#### Task:
Could you reproduce the records without changes, starting at the line containing "- x-axis-tick: [275, 728, 277, 737]" and stopping after the line containing "- chart-title: A"? Include both of those lines and nothing beyond them.

■ ■ ■ ■ ■

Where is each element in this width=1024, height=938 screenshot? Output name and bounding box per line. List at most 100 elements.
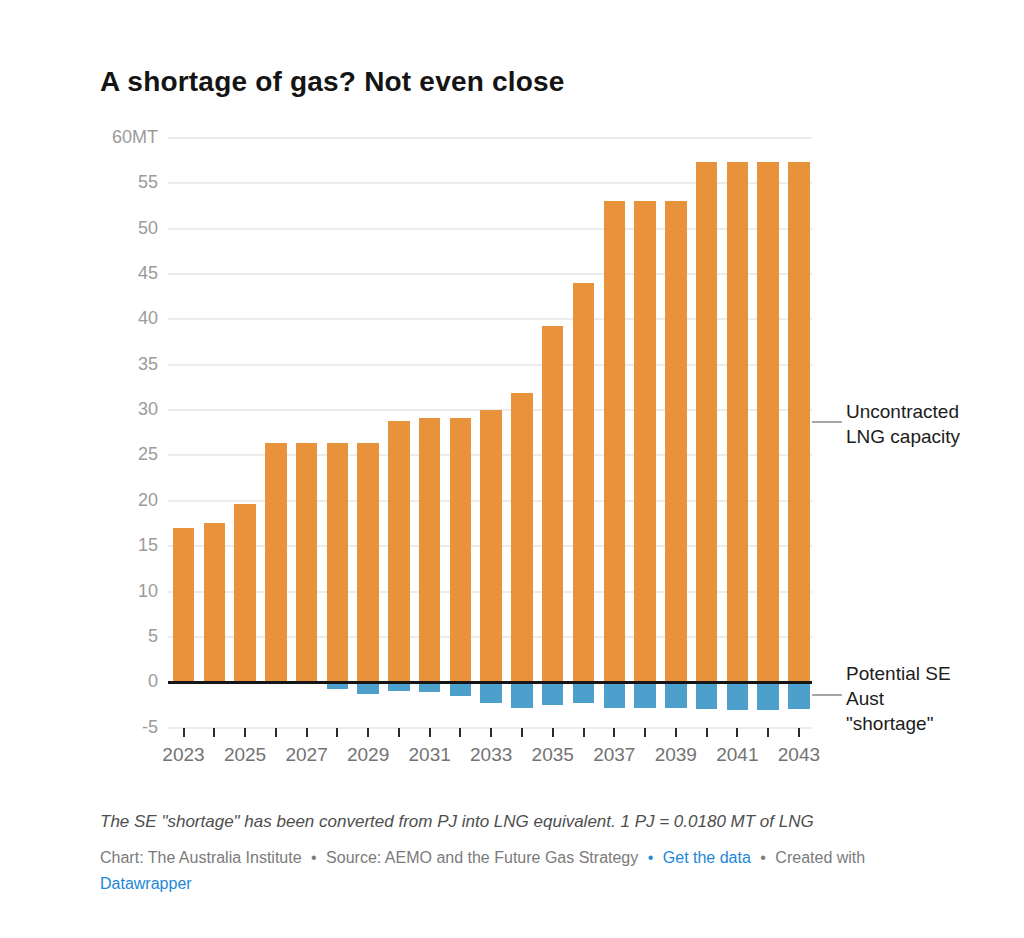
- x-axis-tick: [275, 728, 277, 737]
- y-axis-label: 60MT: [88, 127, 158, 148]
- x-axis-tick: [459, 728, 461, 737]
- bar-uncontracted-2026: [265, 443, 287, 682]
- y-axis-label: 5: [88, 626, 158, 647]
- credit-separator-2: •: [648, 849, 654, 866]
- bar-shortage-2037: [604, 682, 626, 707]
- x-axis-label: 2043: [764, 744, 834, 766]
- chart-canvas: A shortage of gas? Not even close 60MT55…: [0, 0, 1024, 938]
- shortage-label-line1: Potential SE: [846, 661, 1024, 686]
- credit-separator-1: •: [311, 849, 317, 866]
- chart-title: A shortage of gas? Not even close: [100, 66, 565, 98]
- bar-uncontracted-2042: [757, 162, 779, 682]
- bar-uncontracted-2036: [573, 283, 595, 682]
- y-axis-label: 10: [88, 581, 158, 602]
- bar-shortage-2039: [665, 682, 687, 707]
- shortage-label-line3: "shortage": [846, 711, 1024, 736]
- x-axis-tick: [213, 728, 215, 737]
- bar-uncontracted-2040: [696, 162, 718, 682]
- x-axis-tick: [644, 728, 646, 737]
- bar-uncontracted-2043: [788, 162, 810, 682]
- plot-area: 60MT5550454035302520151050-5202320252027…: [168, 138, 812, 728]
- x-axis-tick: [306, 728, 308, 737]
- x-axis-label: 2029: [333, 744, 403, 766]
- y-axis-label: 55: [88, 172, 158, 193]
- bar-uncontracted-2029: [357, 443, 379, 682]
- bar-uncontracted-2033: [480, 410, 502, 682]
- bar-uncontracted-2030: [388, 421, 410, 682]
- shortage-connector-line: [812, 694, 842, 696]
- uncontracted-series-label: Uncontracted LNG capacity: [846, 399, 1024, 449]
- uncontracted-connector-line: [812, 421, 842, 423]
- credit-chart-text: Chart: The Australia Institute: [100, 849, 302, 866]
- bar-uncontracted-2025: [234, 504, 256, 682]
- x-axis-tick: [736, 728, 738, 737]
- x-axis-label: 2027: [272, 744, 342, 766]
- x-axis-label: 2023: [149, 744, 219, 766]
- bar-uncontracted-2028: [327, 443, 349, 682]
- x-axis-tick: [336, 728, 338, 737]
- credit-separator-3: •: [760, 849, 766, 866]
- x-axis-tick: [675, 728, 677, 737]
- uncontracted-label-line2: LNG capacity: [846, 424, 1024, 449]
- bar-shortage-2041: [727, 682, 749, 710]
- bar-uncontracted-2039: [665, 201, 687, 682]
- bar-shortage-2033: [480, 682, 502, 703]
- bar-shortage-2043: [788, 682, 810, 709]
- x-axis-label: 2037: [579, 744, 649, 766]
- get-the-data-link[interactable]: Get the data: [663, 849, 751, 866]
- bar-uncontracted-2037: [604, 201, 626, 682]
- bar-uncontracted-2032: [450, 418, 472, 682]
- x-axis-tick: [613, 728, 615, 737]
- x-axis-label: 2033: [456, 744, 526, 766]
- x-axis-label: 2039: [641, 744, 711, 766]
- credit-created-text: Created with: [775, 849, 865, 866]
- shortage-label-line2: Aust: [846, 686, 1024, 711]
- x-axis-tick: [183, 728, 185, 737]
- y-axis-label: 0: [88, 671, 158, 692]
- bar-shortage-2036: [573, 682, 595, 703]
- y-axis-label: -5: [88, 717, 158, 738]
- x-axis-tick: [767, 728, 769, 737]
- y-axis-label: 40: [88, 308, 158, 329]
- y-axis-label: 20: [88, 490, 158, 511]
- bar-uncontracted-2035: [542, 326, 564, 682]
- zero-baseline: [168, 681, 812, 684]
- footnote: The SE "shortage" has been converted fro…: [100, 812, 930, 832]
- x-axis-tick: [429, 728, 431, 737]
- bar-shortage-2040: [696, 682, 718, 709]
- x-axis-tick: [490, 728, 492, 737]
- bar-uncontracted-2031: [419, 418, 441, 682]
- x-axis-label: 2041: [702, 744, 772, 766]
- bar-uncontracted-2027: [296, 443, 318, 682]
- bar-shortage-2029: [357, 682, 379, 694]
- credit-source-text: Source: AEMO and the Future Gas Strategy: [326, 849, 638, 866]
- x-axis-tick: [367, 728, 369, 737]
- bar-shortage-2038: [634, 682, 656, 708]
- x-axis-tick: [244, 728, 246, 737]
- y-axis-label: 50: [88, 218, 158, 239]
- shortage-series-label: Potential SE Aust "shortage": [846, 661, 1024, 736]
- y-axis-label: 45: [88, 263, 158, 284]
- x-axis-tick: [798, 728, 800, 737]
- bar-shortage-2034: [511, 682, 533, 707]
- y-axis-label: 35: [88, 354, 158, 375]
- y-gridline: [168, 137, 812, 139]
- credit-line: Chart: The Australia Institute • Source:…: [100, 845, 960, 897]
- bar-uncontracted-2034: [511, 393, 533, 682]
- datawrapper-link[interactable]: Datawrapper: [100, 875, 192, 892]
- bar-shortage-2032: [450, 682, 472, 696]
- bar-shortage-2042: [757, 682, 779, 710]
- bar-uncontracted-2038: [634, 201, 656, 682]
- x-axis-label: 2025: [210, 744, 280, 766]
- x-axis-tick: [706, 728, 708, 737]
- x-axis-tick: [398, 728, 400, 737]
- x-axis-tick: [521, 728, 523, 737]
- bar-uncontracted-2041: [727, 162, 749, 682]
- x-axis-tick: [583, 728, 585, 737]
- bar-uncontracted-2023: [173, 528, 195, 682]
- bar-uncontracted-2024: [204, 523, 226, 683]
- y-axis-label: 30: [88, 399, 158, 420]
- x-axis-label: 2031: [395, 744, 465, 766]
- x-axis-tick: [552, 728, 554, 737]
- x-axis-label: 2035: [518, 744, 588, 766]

■ ■ ■ ■ ■

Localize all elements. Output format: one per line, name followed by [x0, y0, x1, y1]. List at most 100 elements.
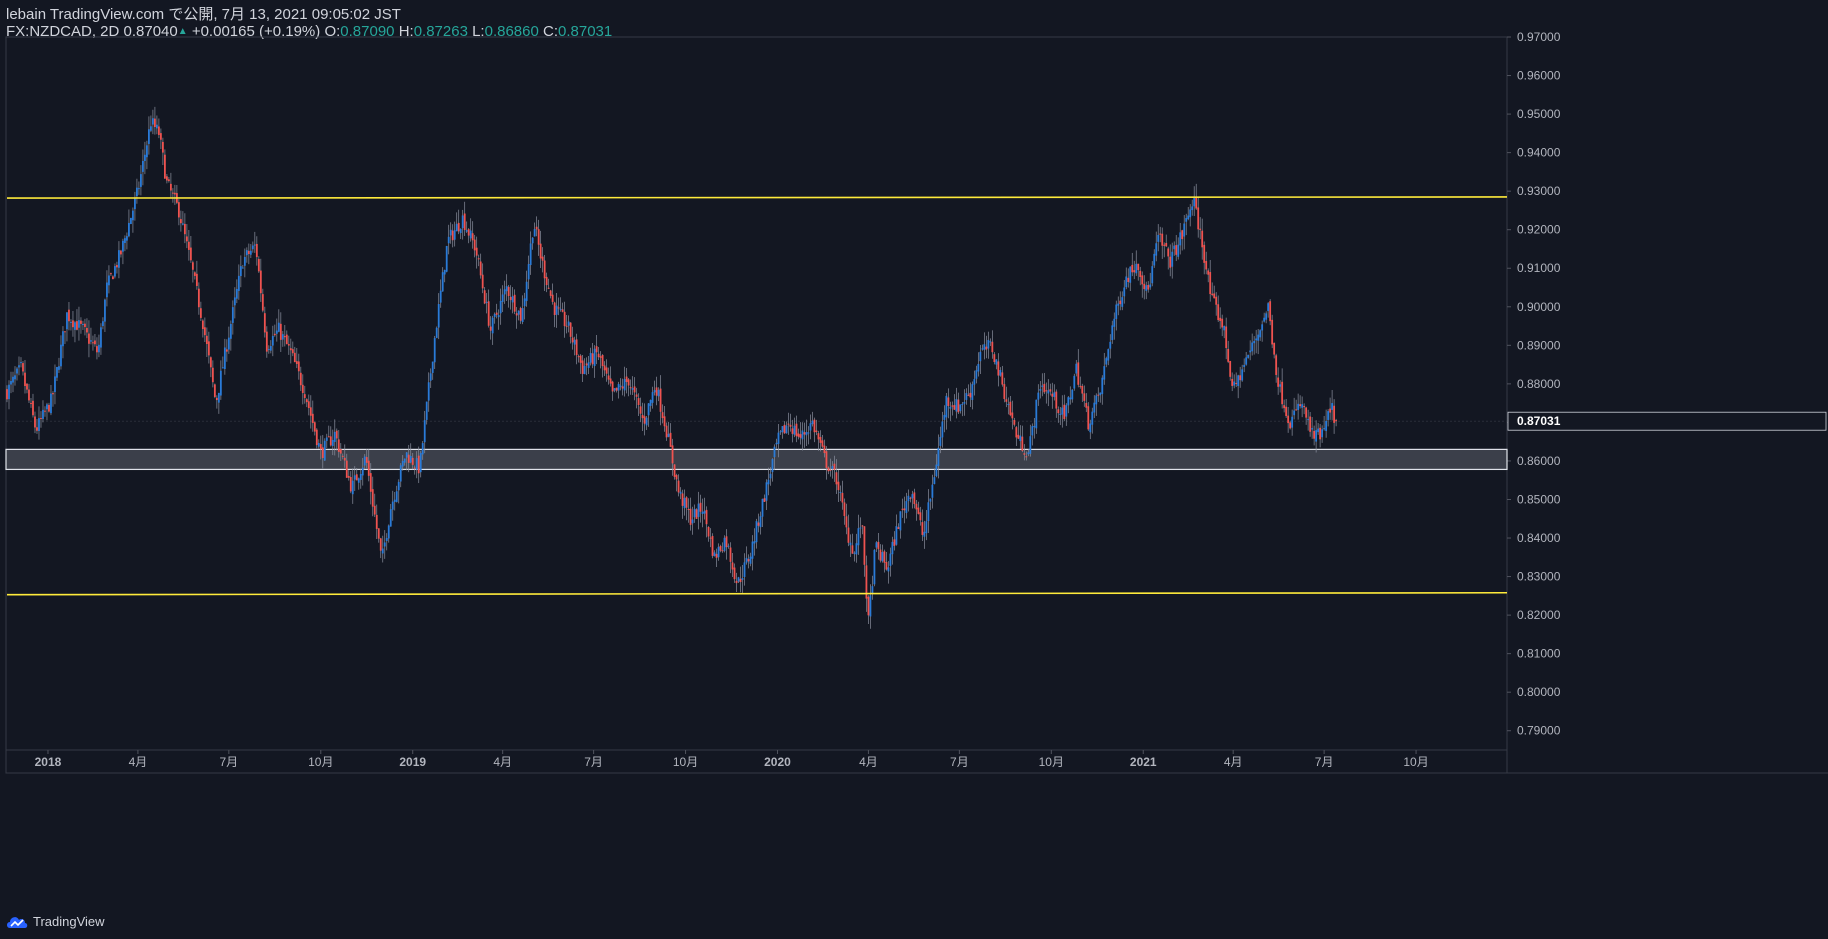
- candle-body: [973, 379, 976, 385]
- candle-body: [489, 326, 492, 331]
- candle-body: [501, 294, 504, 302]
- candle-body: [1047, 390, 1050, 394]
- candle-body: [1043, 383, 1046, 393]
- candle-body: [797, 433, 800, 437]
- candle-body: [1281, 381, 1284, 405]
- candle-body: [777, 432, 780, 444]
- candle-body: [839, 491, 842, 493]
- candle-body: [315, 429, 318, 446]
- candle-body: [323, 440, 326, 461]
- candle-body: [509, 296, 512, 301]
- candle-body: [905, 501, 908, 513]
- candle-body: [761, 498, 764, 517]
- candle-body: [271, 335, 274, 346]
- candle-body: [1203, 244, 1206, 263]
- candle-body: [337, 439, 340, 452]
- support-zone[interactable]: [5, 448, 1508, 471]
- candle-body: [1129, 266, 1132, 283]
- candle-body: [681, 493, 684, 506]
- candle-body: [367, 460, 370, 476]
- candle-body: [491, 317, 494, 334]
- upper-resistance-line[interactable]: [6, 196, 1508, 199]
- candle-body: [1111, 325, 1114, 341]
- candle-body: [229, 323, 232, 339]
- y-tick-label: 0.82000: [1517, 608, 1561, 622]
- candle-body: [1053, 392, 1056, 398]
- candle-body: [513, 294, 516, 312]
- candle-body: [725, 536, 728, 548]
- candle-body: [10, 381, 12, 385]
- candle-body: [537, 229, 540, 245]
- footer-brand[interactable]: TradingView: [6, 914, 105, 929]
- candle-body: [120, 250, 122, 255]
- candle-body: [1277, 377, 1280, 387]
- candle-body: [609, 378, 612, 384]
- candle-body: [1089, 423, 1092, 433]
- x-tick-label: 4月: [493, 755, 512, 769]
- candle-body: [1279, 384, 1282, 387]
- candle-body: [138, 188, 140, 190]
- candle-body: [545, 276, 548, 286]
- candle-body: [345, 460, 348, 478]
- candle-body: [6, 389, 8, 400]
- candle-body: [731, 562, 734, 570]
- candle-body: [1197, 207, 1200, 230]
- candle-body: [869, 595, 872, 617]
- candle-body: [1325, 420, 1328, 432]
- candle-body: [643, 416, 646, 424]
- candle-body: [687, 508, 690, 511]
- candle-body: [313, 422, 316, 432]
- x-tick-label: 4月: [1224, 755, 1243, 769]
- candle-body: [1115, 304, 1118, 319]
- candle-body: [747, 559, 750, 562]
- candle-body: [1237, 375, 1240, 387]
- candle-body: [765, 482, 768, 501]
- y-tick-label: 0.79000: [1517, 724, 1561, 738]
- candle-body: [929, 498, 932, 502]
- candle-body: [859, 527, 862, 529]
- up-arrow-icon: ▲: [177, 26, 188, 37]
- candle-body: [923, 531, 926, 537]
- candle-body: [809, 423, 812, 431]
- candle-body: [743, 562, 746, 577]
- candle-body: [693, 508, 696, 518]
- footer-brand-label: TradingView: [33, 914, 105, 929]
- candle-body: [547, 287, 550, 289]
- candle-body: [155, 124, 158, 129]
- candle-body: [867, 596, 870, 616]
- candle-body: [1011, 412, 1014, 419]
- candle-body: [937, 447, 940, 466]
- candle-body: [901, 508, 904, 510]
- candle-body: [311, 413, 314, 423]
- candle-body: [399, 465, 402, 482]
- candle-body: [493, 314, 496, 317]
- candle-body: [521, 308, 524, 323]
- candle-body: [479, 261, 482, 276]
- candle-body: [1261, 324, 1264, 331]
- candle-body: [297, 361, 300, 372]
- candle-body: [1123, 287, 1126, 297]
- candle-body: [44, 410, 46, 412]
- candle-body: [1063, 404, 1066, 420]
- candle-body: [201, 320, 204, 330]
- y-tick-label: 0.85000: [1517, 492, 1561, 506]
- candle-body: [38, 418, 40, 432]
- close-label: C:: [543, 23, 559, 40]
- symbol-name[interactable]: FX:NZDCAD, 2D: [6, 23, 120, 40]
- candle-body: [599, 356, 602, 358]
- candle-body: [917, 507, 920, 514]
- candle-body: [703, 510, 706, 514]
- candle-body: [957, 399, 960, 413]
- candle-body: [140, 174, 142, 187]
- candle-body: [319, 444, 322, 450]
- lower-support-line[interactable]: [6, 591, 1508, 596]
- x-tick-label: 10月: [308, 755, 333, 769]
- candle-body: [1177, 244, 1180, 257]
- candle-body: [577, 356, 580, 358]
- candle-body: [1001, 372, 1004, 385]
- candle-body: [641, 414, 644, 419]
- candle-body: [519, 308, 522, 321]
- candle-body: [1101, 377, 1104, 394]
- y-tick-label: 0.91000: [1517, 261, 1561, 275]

■ ■ ■ ■ ■

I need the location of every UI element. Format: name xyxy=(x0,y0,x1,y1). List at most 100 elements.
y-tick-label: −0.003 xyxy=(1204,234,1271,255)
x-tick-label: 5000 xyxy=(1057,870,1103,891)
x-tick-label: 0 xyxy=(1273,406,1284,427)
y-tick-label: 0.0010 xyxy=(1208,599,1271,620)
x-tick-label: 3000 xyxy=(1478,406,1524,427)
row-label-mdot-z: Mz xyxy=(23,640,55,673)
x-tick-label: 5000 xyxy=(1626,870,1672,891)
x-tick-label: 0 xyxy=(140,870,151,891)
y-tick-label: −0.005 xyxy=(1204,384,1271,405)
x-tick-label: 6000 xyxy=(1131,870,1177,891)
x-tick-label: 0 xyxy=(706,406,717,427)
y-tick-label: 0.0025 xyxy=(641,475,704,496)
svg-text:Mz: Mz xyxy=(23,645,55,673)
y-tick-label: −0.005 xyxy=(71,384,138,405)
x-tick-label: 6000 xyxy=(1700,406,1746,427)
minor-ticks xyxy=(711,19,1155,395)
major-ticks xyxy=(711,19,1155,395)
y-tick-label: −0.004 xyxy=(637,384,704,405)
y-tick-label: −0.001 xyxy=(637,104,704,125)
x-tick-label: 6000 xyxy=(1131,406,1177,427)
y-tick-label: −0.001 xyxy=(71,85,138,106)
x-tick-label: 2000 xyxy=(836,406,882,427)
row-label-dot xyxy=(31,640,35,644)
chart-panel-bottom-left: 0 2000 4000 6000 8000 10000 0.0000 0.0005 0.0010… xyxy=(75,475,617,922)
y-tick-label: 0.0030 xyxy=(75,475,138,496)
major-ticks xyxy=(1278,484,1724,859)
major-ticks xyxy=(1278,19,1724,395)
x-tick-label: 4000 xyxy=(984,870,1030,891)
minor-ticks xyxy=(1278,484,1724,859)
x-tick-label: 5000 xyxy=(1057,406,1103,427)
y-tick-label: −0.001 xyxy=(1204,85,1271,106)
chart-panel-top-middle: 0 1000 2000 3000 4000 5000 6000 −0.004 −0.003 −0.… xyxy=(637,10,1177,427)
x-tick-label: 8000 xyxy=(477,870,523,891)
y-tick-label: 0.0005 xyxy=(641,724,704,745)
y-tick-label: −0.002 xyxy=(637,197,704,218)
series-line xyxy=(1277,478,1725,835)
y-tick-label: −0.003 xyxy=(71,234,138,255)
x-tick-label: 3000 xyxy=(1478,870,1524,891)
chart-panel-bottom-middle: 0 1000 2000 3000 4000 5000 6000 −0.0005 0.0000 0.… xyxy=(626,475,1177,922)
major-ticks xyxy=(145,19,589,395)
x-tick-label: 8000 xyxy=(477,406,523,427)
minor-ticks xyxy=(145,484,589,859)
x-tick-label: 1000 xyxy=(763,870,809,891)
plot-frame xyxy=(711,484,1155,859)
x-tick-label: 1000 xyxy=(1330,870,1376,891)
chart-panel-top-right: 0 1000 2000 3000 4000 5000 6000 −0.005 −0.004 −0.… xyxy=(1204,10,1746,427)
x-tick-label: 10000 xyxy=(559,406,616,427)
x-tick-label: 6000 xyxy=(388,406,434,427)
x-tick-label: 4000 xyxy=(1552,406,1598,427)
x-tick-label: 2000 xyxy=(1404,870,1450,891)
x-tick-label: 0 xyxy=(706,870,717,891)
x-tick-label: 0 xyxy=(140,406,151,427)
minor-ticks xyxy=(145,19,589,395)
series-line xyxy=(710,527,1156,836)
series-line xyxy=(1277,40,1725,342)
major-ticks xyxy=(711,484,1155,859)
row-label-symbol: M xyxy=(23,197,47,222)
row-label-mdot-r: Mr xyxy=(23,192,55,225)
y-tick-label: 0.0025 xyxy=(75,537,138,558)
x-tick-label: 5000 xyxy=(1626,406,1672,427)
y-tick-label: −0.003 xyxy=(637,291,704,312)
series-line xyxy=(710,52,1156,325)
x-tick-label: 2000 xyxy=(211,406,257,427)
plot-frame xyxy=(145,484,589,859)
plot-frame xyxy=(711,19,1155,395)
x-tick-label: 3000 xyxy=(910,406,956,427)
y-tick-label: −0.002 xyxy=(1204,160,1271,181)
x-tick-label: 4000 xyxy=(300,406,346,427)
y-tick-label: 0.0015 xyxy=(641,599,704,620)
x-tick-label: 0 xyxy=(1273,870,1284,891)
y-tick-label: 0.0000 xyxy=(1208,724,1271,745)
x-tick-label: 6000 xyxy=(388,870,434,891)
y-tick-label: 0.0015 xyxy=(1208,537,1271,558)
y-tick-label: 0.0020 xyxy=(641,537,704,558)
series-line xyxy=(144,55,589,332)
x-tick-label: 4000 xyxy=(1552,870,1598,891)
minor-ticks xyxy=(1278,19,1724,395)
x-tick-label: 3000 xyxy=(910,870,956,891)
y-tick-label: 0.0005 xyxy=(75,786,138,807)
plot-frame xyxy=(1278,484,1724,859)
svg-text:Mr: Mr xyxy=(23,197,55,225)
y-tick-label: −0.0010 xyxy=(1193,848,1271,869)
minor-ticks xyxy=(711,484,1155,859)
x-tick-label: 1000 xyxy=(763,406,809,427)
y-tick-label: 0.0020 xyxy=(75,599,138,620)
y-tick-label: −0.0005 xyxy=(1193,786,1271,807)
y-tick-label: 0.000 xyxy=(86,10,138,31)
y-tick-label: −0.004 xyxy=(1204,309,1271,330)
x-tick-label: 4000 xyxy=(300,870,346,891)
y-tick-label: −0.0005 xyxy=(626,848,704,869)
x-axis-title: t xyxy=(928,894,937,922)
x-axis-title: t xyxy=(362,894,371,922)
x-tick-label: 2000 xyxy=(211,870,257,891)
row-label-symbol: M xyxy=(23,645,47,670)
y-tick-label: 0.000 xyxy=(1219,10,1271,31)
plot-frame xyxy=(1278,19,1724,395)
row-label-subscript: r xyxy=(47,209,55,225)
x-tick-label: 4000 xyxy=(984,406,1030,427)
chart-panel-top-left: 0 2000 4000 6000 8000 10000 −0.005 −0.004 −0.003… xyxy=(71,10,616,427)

■ ■ ■ ■ ■

#### Result:
- x-axis-tick: [275, 728, 277, 737]
- y-axis-label: 60MT: [88, 127, 158, 148]
- x-axis-tick: [459, 728, 461, 737]
- bar-uncontracted-2026: [265, 443, 287, 682]
- y-axis-label: 5: [88, 626, 158, 647]
- credit-separator-2: •: [648, 849, 654, 866]
- bar-shortage-2037: [604, 682, 626, 707]
- x-axis-label: 2043: [764, 744, 834, 766]
- chart-canvas: A shortage of gas? Not even close 60MT55…: [0, 0, 1024, 938]
- shortage-label-line1: Potential SE: [846, 661, 1024, 686]
- credit-separator-1: •: [311, 849, 317, 866]
- chart-title: A shortage of gas? Not even close: [100, 66, 565, 98]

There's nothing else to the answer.